-- Begin --

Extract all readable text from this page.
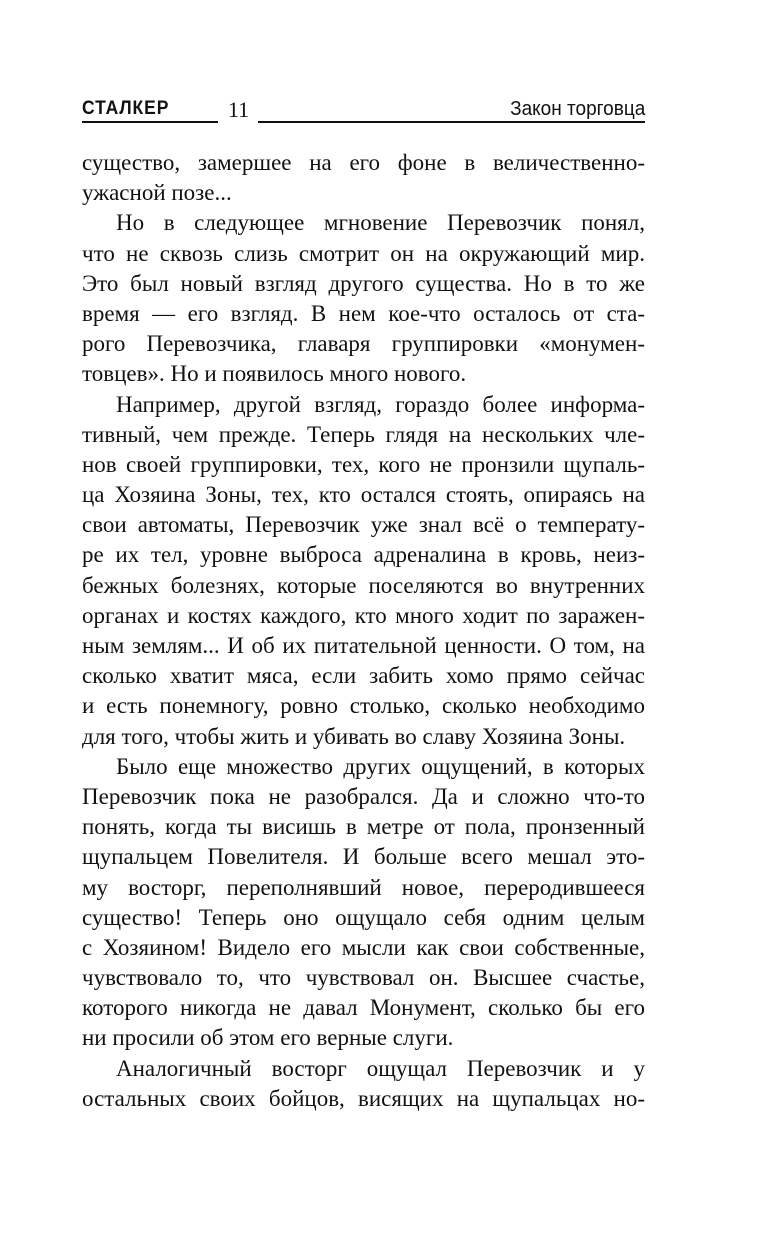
СТАЛКЕР	11	Закон торговца
существо, замершее на его фоне в величественно-
ужасной позе...
Но в следующее мгновение Перевозчик понял,
что не сквозь слизь смотрит он на окружающий мир.
Это был новый взгляд другого существа. Но в то же
время — его взгляд. В нем кое-что осталось от ста-
рого Перевозчика, главаря группировки «монумен-
товцев». Но и появилось много нового.
Например, другой взгляд, гораздо более информа-
тивный, чем прежде. Теперь глядя на нескольких чле-
нов своей группировки, тех, кого не пронзили щупаль-
ца Хозяина Зоны, тех, кто остался стоять, опираясь на
свои автоматы, Перевозчик уже знал всё о температу-
ре их тел, уровне выброса адреналина в кровь, неиз-
бежных болезнях, которые поселяются во внутренних
органах и костях каждого, кто много ходит по заражен-
ным землям... И об их питательной ценности. О том, на
сколько хватит мяса, если забить хомо прямо сейчас
и есть понемногу, ровно столько, сколько необходимо
для того, чтобы жить и убивать во славу Хозяина Зоны.
Было еще множество других ощущений, в которых
Перевозчик пока не разобрался. Да и сложно что-то
понять, когда ты висишь в метре от пола, пронзенный
щупальцем Повелителя. И больше всего мешал это-
му восторг, переполнявший новое, переродившееся
существо! Теперь оно ощущало себя одним целым
с Хозяином! Видело его мысли как свои собственные,
чувствовало то, что чувствовал он. Высшее счастье,
которого никогда не давал Монумент, сколько бы его
ни просили об этом его верные слуги.
Аналогичный восторг ощущал Перевозчик и у
остальных своих бойцов, висящих на щупальцах но-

-- End --

▶ _OBJECTIVE_
Copy each line above containing the string "Зоны".

▶ _TASK RESPONSE_
ца Хозяина Зоны, тех, кто остался стоять, опираясь на
для того, чтобы жить и убивать во славу Хозяина Зоны.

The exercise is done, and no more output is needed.